_Task_. Copy all lines that contain the word "emails".

_Listed records_.

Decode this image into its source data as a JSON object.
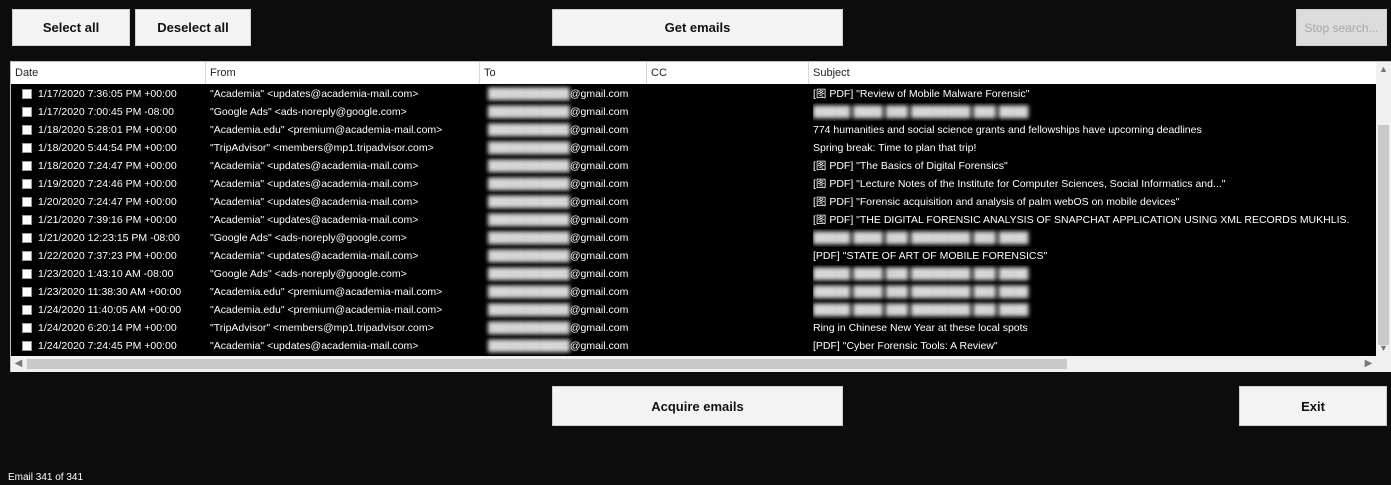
{
  "toolbar": {
    "select_all": "Select all",
    "deselect_all": "Deselect all",
    "get_emails": "Get emails",
    "stop_search": "Stop search..."
  },
  "grid": {
    "columns": [
      "Date",
      "From",
      "To",
      "CC",
      "Subject"
    ],
    "rows": [
      {
        "date": "1/17/2020 7:36:05 PM +00:00",
        "from": "\"Academia\" <updates@academia-mail.com>",
        "to": "@gmail.com",
        "cc": "",
        "subject": "[图 PDF] \"Review of Mobile Malware Forensic\""
      },
      {
        "date": "1/17/2020 7:00:45 PM -08:00",
        "from": "\"Google Ads\" <ads-noreply@google.com>",
        "to": "@gmail.com",
        "cc": "",
        "subject": ""
      },
      {
        "date": "1/18/2020 5:28:01 PM +00:00",
        "from": "\"Academia.edu\" <premium@academia-mail.com>",
        "to": "@gmail.com",
        "cc": "",
        "subject": "774 humanities and social science grants and fellowships have upcoming deadlines"
      },
      {
        "date": "1/18/2020 5:44:54 PM +00:00",
        "from": "\"TripAdvisor\" <members@mp1.tripadvisor.com>",
        "to": "@gmail.com",
        "cc": "",
        "subject": "Spring break: Time to plan that trip!"
      },
      {
        "date": "1/18/2020 7:24:47 PM +00:00",
        "from": "\"Academia\" <updates@academia-mail.com>",
        "to": "@gmail.com",
        "cc": "",
        "subject": "[图 PDF] \"The Basics of Digital Forensics\""
      },
      {
        "date": "1/19/2020 7:24:46 PM +00:00",
        "from": "\"Academia\" <updates@academia-mail.com>",
        "to": "@gmail.com",
        "cc": "",
        "subject": "[图 PDF] \"Lecture Notes of the Institute for Computer Sciences, Social Informatics and...\""
      },
      {
        "date": "1/20/2020 7:24:47 PM +00:00",
        "from": "\"Academia\" <updates@academia-mail.com>",
        "to": "@gmail.com",
        "cc": "",
        "subject": "[图 PDF] \"Forensic acquisition and analysis of palm webOS on mobile devices\""
      },
      {
        "date": "1/21/2020 7:39:16 PM +00:00",
        "from": "\"Academia\" <updates@academia-mail.com>",
        "to": "@gmail.com",
        "cc": "",
        "subject": "[图 PDF] \"THE DIGITAL FORENSIC ANALYSIS OF SNAPCHAT APPLICATION USING XML RECORDS MUKHLIS."
      },
      {
        "date": "1/21/2020 12:23:15 PM -08:00",
        "from": "\"Google Ads\" <ads-noreply@google.com>",
        "to": "@gmail.com",
        "cc": "",
        "subject": ""
      },
      {
        "date": "1/22/2020 7:37:23 PM +00:00",
        "from": "\"Academia\" <updates@academia-mail.com>",
        "to": "@gmail.com",
        "cc": "",
        "subject": "[PDF] \"STATE OF ART OF MOBILE FORENSICS\""
      },
      {
        "date": "1/23/2020 1:43:10 AM -08:00",
        "from": "\"Google Ads\" <ads-noreply@google.com>",
        "to": "@gmail.com",
        "cc": "",
        "subject": ""
      },
      {
        "date": "1/23/2020 11:38:30 AM +00:00",
        "from": "\"Academia.edu\" <premium@academia-mail.com>",
        "to": "@gmail.com",
        "cc": "",
        "subject": ""
      },
      {
        "date": "1/24/2020 11:40:05 AM +00:00",
        "from": "\"Academia.edu\" <premium@academia-mail.com>",
        "to": "@gmail.com",
        "cc": "",
        "subject": ""
      },
      {
        "date": "1/24/2020 6:20:14 PM +00:00",
        "from": "\"TripAdvisor\" <members@mp1.tripadvisor.com>",
        "to": "@gmail.com",
        "cc": "",
        "subject": "Ring in Chinese New Year at these local spots"
      },
      {
        "date": "1/24/2020 7:24:45 PM +00:00",
        "from": "\"Academia\" <updates@academia-mail.com>",
        "to": "@gmail.com",
        "cc": "",
        "subject": "[PDF] \"Cyber Forensic Tools: A Review\""
      }
    ]
  },
  "actions": {
    "acquire_emails": "Acquire emails",
    "exit": "Exit"
  },
  "status": {
    "text": "Email 341 of 341"
  },
  "scroll_icons": {
    "up": "chevron-up-icon",
    "down": "chevron-down-icon",
    "left": "chevron-left-icon",
    "right": "chevron-right-icon"
  }
}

_Correct answer_.
    "get_emails": "Get emails",
    "acquire_emails": "Acquire emails",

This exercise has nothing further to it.